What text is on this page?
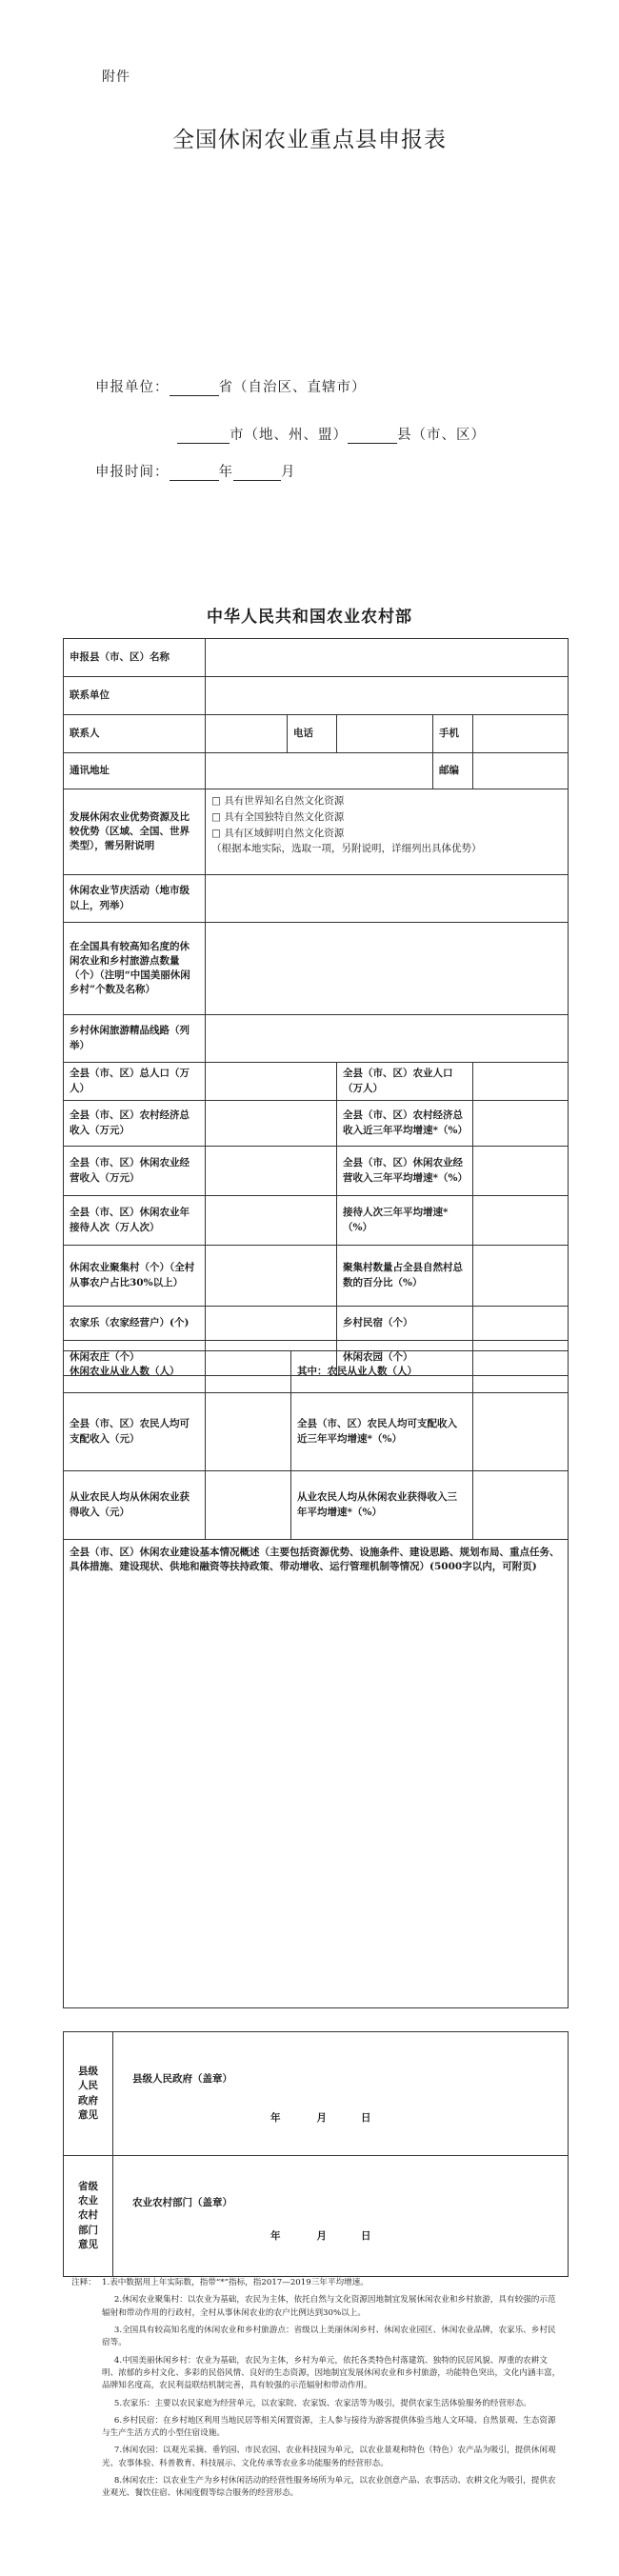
附件
全国休闲农业重点县申报表
申报单位：	省（自治区、直辖市）
市（地、州、盟）	县（市、区）
申报时间：	年	月
中华人民共和国农业农村部
申报县（市、区）名称					
联系单位					
联系人		电话		手机	
通讯地址				邮编	
发展休闲农业优势资源及比较优势（区域、全国、世界类型），需另附说明	□ 具有世界知名自然文化资源
□ 具有全国独特自然文化资源
□ 具有区域鲜明自然文化资源
（根据本地实际，选取一项，另附说明，详细列出具体优势）				

休闲农业节庆活动（地市级以上，列举）					
在全国具有较高知名度的休闲农业和乡村旅游点数量（个）（注明“中国美丽休闲乡村”个数及名称）					
乡村休闲旅游精品线路（列举）					
全县（市、区）总人口（万人）			全县（市、区）农业人口（万人）		
全县（市、区）农村经济总收入（万元）			全县（市、区）农村经济总收入近三年平均增速*（%）		
全县（市、区）休闲农业经营收入（万元）			全县（市、区）休闲农业经营收入三年平均增速*（%）		
全县（市、区）休闲农业年接待人次（万人次）			接待人次三年平均增速*（%）		
休闲农业聚集村（个）（全村从事农户占比30%以上）			聚集村数量占全县自然村总数的百分比（%）		
农家乐（农家经营户）(个)			乡村民宿（个）		
休闲农庄（个）			休闲农园（个）		
休闲农业从业人数（人）		其中：农民从业人数（人）	
全县（市、区）农民人均可支配收入（元）		全县（市、区）农民人均可支配收入近三年平均增速*（%）	
从业农民人均从休闲农业获得收入（元）		从业农民人均从休闲农业获得收入三年平均增速*（%）	
全县（市、区）休闲农业建设基本情况概述（主要包括资源优势、设施条件、建设思路、规划布局、重点任务、具体措施、建设现状、供地和融资等扶持政策、带动增收、运行管理机制等情况）(5000字以内，可附页)			
县级人民政府意见	县级人民政府（盖章）
年 月 日

省级农业农村部门意见	农业农村部门（盖章）
年 月 日
注释： 1.表中数据用上年实际数，指带“*”指标，指2017—2019三年平均增速。

2.休闲农业聚集村：以农业为基础，农民为主体，依托自然与文化资源因地制宜发展休闲农业和乡村旅游，具有较强的示范辐射和带动作用的行政村，全村从事休闲农业的农户比例达到30%以上。

3.全国具有较高知名度的休闲农业和乡村旅游点：省级以上美丽休闲乡村、休闲农业园区、休闲农业品牌，农家乐、乡村民宿等。

4.中国美丽休闲乡村：农业为基础，农民为主体，乡村为单元，依托各类特色村落建筑、独特的民居风貌、厚重的农耕文明、浓郁的乡村文化、多彩的民俗风情、良好的生态资源，因地制宜发展休闲农业和乡村旅游，功能特色突出，文化内涵丰富，品牌知名度高，农民利益联结机制完善，具有较强的示范辐射和带动作用。

5.农家乐：主要以农民家庭为经营单元，以农家院、农家饭、农家活等为吸引，提供农家生活体验服务的经营形态。

6.乡村民宿：在乡村地区利用当地民居等相关闲置资源，主人参与接待为游客提供体验当地人文环境、自然景观、生态资源与生产生活方式的小型住宿设施。

7.休闲农园：以观光采摘、垂钓园、市民农园、农业科技园为单元，以农业景观和特色（特色）农产品为吸引，提供休闲观光、农事体验、科普教育、科技展示、文化传承等农业多功能服务的经营形态。

8.休闲农庄：以农业生产为乡村休闲活动的经营性服务场所为单元，以农业创意产品、农事活动、农耕文化为吸引，提供农业观光、餐饮住宿、休闲度假等综合服务的经营形态。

● Instructions to follow
Pictures are to be left out; all else in the entries above is to be quoted exactly.

● Solution to this exercise
What text is on this page?
附件
全国休闲农业重点县申报表
申报单位：	省（自治区、直辖市）
市（地、州、盟）	县（市、区）
申报时间：	年	月
中华人民共和国农业农村部
申报县（市、区）名称					
联系单位					
联系人		电话		手机	
通讯地址				邮编	
发展休闲农业优势资源及比较优势（区域、全国、世界类型），需另附说明	□ 具有世界知名自然文化资源
□ 具有全国独特自然文化资源
□ 具有区域鲜明自然文化资源
（根据本地实际，选取一项，另附说明，详细列出具体优势）				

休闲农业节庆活动（地市级以上，列举）					
在全国具有较高知名度的休闲农业和乡村旅游点数量（个）（注明“中国美丽休闲乡村”个数及名称）					
乡村休闲旅游精品线路（列举）					
全县（市、区）总人口（万人）			全县（市、区）农业人口（万人）		
全县（市、区）农村经济总收入（万元）			全县（市、区）农村经济总收入近三年平均增速*（%）		
全县（市、区）休闲农业经营收入（万元）			全县（市、区）休闲农业经营收入三年平均增速*（%）		
全县（市、区）休闲农业年接待人次（万人次）			接待人次三年平均增速*（%）		
休闲农业聚集村（个）（全村从事农户占比30%以上）			聚集村数量占全县自然村总数的百分比（%）		
农家乐（农家经营户）(个)			乡村民宿（个）		
休闲农庄（个）			休闲农园（个）		
休闲农业从业人数（人）		其中：农民从业人数（人）	
全县（市、区）农民人均可支配收入（元）		全县（市、区）农民人均可支配收入近三年平均增速*（%）	
从业农民人均从休闲农业获得收入（元）		从业农民人均从休闲农业获得收入三年平均增速*（%）	
全县（市、区）休闲农业建设基本情况概述（主要包括资源优势、设施条件、建设思路、规划布局、重点任务、具体措施、建设现状、供地和融资等扶持政策、带动增收、运行管理机制等情况）(5000字以内，可附页)			
县级人民政府意见	县级人民政府（盖章）
年 月 日

省级农业农村部门意见	农业农村部门（盖章）
年 月 日
注释： 1.表中数据用上年实际数，指带“*”指标，指2017—2019三年平均增速。

2.休闲农业聚集村：以农业为基础，农民为主体，依托自然与文化资源因地制宜发展休闲农业和乡村旅游，具有较强的示范辐射和带动作用的行政村，全村从事休闲农业的农户比例达到30%以上。

3.全国具有较高知名度的休闲农业和乡村旅游点：省级以上美丽休闲乡村、休闲农业园区、休闲农业品牌，农家乐、乡村民宿等。

4.中国美丽休闲乡村：农业为基础，农民为主体，乡村为单元，依托各类特色村落建筑、独特的民居风貌、厚重的农耕文明、浓郁的乡村文化、多彩的民俗风情、良好的生态资源，因地制宜发展休闲农业和乡村旅游，功能特色突出，文化内涵丰富，品牌知名度高，农民利益联结机制完善，具有较强的示范辐射和带动作用。

5.农家乐：主要以农民家庭为经营单元，以农家院、农家饭、农家活等为吸引，提供农家生活体验服务的经营形态。

6.乡村民宿：在乡村地区利用当地民居等相关闲置资源，主人参与接待为游客提供体验当地人文环境、自然景观、生态资源与生产生活方式的小型住宿设施。

7.休闲农园：以观光采摘、垂钓园、市民农园、农业科技园为单元，以农业景观和特色（特色）农产品为吸引，提供休闲观光、农事体验、科普教育、科技展示、文化传承等农业多功能服务的经营形态。

8.休闲农庄：以农业生产为乡村休闲活动的经营性服务场所为单元，以农业创意产品、农事活动、农耕文化为吸引，提供农业观光、餐饮住宿、休闲度假等综合服务的经营形态。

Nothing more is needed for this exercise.